*READING PASSAGE*
>> begin
MicroFish/.kiro/specs/i18n-ci-guard/research.md

# Research & Design Decisions — i18n-ci-guard

## Summary
- **Feature**: `i18n-ci-guard`
- **Discovery Scope**: Simple Addition (one Python script + one GH Actions
  workflow + one baseline file). Extension-flavoured because it builds on
  established `scripts/` conventions and the canonical CJK regex used by
  the larger audit pipeline.
- **Key Findings**:
  - The canonical CJK match command `git grep -nIP '[\x{4e00}-\x{9fff}]'
    -- <path>` is already used by the unmerged audit pipeline (PR #27)
    and is portable on every git ≥2.4 (`ubuntu-latest` ships ≥2.40).
  - `scripts/check_i18n_logs.py` is a strong CLI/style precedent:
    Python-stdlib-only, exit `0`/`1`, output as `<file>:<line>:
    <reason>: <snippet>`, canonical regex `[一-鿿]`.
  - The repository has no existing `pull_request`-triggered GH Actions
    workflow; this guard introduces the first one. The only existing
    workflow (`.github/workflows/docker-image.yml`) runs on tag pushes
    only.
  - Current per-path counts on this branch:
    `backend/app=2707, frontend/src=902, locales/en.json=0`. These are
    sample counts; the committed baseline must be regenerated against
    `main` at implementation time.

## Research Log

### Canonical scan command
- **Context**: Requirement 2 needs a stable per-path CJK count and
  Requirement 5.5 forbids third-party packages.
- **Sources Consulted**:
  - `audit_cjk.sh` from PR #27 commit `3481408`.
  - `git grep` man page.
- **Findings**:
  - `git grep -nIP '[\x{4e00}-\x{9fff}]' -- <path>` returns one match
    per matching line in tracked, text-only files. `-I` excludes binary
    files; `-P` enables PCRE2 so the `\x{...}` Unicode range works.
  - This matches the input format consumed by the existing audit
    classifier, so the guard's match counts are directly comparable
    across pipelines.
- **Implications**:
  - The guard re-uses this exact command; no new dependencies.
  - Because `-I` skips binary files and tracked-only is the default,
    Requirements 2.5 and 2.6 are satisfied by the command itself
    rather than by additional script logic.
>> end
*DATA SUPPLIED*
>> begin
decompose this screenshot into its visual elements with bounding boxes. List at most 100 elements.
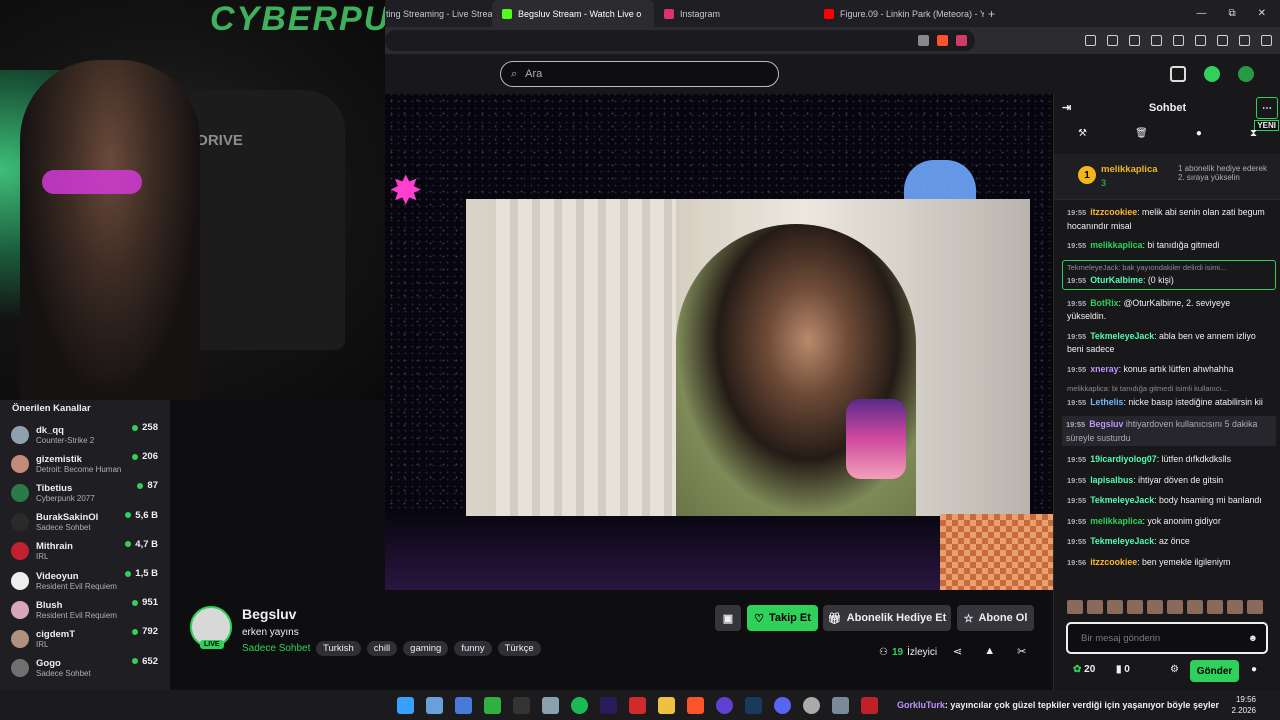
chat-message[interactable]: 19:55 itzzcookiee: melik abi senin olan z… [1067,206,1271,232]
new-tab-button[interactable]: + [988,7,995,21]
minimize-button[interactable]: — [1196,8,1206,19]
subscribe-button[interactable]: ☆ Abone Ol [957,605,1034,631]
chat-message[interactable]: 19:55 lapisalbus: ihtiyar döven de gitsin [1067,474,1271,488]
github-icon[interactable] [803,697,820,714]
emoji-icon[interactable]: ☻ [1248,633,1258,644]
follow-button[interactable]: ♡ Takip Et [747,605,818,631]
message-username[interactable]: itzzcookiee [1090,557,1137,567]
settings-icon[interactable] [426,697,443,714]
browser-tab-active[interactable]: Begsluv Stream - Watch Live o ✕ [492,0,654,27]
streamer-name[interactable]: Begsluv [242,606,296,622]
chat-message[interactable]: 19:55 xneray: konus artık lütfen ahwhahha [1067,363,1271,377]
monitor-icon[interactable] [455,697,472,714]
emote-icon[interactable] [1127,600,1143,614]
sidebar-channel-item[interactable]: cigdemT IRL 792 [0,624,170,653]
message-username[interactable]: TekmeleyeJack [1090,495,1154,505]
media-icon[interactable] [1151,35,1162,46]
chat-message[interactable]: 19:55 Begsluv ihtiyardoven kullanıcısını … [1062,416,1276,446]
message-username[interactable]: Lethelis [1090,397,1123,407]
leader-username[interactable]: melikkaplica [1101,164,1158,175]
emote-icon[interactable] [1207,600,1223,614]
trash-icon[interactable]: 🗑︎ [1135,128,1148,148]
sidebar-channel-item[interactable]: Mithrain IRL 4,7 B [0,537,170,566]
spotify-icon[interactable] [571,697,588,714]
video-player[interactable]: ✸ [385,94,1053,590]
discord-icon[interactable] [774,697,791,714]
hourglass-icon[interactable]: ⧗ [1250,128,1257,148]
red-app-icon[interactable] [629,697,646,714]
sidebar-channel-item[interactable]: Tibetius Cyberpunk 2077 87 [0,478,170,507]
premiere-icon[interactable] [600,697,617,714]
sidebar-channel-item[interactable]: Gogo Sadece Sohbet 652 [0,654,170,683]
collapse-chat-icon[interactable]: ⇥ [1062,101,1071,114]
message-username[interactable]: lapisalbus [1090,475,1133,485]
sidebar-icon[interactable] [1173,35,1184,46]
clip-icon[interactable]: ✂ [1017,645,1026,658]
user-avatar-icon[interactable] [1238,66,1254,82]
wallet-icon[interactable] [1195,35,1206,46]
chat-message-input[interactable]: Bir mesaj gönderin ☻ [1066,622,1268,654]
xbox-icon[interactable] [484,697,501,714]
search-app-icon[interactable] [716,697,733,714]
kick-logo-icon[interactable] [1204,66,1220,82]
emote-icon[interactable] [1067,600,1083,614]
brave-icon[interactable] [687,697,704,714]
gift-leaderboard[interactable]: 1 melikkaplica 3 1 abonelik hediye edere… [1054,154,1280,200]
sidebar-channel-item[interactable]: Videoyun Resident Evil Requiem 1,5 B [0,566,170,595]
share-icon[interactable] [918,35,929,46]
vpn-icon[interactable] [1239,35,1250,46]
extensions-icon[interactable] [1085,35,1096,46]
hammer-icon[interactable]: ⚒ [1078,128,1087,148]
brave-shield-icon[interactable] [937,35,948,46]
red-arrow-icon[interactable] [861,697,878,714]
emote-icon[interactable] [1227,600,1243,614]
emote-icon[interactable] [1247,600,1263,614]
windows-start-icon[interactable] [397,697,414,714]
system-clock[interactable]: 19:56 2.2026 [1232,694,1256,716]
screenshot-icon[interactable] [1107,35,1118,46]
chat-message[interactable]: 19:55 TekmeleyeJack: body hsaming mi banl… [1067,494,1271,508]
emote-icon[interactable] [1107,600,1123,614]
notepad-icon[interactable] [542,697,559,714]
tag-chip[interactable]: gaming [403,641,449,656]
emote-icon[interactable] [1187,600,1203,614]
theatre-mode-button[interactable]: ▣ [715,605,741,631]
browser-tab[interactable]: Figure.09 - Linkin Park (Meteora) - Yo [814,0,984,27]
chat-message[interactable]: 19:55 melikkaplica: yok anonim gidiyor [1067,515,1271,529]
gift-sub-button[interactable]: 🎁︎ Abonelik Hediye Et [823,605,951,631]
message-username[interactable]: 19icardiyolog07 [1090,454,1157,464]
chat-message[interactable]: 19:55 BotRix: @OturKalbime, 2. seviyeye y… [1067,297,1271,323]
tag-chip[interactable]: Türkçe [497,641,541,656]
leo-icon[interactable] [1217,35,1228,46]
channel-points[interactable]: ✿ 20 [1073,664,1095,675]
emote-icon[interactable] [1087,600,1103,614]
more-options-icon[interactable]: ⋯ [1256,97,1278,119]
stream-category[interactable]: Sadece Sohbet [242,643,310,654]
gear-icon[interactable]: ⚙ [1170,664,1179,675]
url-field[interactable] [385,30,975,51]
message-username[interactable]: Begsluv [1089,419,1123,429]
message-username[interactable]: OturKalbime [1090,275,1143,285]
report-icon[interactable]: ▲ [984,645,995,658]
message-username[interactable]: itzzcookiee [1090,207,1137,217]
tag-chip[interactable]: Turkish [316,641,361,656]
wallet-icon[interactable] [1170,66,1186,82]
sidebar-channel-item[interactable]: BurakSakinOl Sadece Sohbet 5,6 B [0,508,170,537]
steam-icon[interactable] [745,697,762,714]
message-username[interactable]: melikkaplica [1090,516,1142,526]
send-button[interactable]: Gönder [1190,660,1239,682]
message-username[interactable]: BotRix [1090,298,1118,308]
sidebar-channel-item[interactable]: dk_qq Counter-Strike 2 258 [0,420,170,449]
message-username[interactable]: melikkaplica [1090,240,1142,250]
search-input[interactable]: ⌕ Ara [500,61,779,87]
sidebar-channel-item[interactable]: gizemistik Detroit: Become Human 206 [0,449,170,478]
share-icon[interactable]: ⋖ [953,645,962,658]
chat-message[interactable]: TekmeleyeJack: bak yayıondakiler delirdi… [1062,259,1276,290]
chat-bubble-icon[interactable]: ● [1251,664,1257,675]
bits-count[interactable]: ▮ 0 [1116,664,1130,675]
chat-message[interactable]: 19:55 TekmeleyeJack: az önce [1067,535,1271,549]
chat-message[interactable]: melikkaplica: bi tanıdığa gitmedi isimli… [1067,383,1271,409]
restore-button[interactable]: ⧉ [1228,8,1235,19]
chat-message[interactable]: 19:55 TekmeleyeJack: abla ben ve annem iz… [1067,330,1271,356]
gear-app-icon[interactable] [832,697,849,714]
>> end
*TO DO*
[1] In the research notes, what does the `-I` flag do in the scan command?
[2] Transcribe the research notes from "MicroFish/.kiro/specs/i18n-ci-guard/research.md" to "pipeline (PR #27)".
Answer using only the research notes, not the data.

*SOLUTIONS FOR EACH TASK*
[1] It excludes binary files.

[2]
MicroFish/.kiro/specs/i18n-ci-guard/research.md

# Research & Design Decisions — i18n-ci-guard

## Summary
- **Feature**: `i18n-ci-guard`
- **Discovery Scope**: Simple Addition (one Python script + one GH Actions
  workflow + one baseline file). Extension-flavoured because it builds on
  established `scripts/` conventions and the canonical CJK regex used by
  the larger audit pipeline.
- **Key Findings**:
  - The canonical CJK match command `git grep -nIP '[\x{4e00}-\x{9fff}]'
    -- <path>` is already used by the unmerged audit pipeline (PR #27)